◆ Data for processing:
##########

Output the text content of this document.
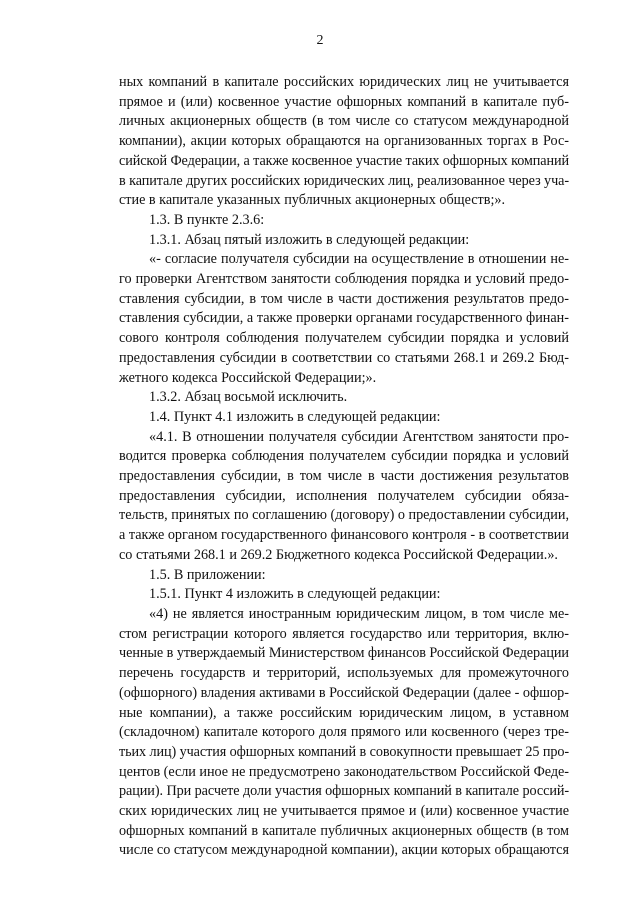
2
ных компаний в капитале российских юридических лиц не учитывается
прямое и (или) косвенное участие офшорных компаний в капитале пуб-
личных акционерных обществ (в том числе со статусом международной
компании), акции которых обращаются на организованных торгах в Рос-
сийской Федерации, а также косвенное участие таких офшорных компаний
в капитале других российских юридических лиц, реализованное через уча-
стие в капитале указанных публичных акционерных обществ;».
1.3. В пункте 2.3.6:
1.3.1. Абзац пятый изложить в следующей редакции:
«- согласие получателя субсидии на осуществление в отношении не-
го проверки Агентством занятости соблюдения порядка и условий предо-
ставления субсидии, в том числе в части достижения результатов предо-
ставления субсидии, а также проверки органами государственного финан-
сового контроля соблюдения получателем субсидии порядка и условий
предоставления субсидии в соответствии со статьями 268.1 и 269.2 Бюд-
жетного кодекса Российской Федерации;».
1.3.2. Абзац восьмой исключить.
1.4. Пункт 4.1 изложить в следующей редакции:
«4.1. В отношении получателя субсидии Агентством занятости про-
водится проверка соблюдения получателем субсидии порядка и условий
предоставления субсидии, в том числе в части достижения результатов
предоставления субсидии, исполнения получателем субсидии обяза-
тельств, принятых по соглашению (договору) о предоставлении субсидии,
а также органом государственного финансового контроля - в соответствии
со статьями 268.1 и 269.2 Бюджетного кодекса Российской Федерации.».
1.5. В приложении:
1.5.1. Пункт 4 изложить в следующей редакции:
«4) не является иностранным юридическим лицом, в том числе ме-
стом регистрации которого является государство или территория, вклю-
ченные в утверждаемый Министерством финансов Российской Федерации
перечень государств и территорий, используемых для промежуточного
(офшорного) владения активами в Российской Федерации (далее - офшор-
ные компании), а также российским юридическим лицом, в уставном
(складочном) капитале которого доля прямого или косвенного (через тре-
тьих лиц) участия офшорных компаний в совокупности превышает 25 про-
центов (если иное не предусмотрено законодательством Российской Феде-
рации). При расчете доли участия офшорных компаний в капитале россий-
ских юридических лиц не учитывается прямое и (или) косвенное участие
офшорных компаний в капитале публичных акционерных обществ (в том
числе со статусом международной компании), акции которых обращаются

##########

◆ Objective: Do not include the images; transcribe the rest of the listing exactly.

◆ Task answer:
Output the text content of this document.
2
ных компаний в капитале российских юридических лиц не учитывается
прямое и (или) косвенное участие офшорных компаний в капитале пуб-
личных акционерных обществ (в том числе со статусом международной
компании), акции которых обращаются на организованных торгах в Рос-
сийской Федерации, а также косвенное участие таких офшорных компаний
в капитале других российских юридических лиц, реализованное через уча-
стие в капитале указанных публичных акционерных обществ;».
1.3. В пункте 2.3.6:
1.3.1. Абзац пятый изложить в следующей редакции:
«- согласие получателя субсидии на осуществление в отношении не-
го проверки Агентством занятости соблюдения порядка и условий предо-
ставления субсидии, в том числе в части достижения результатов предо-
ставления субсидии, а также проверки органами государственного финан-
сового контроля соблюдения получателем субсидии порядка и условий
предоставления субсидии в соответствии со статьями 268.1 и 269.2 Бюд-
жетного кодекса Российской Федерации;».
1.3.2. Абзац восьмой исключить.
1.4. Пункт 4.1 изложить в следующей редакции:
«4.1. В отношении получателя субсидии Агентством занятости про-
водится проверка соблюдения получателем субсидии порядка и условий
предоставления субсидии, в том числе в части достижения результатов
предоставления субсидии, исполнения получателем субсидии обяза-
тельств, принятых по соглашению (договору) о предоставлении субсидии,
а также органом государственного финансового контроля - в соответствии
со статьями 268.1 и 269.2 Бюджетного кодекса Российской Федерации.».
1.5. В приложении:
1.5.1. Пункт 4 изложить в следующей редакции:
«4) не является иностранным юридическим лицом, в том числе ме-
стом регистрации которого является государство или территория, вклю-
ченные в утверждаемый Министерством финансов Российской Федерации
перечень государств и территорий, используемых для промежуточного
(офшорного) владения активами в Российской Федерации (далее - офшор-
ные компании), а также российским юридическим лицом, в уставном
(складочном) капитале которого доля прямого или косвенного (через тре-
тьих лиц) участия офшорных компаний в совокупности превышает 25 про-
центов (если иное не предусмотрено законодательством Российской Феде-
рации). При расчете доли участия офшорных компаний в капитале россий-
ских юридических лиц не учитывается прямое и (или) косвенное участие
офшорных компаний в капитале публичных акционерных обществ (в том
числе со статусом международной компании), акции которых обращаются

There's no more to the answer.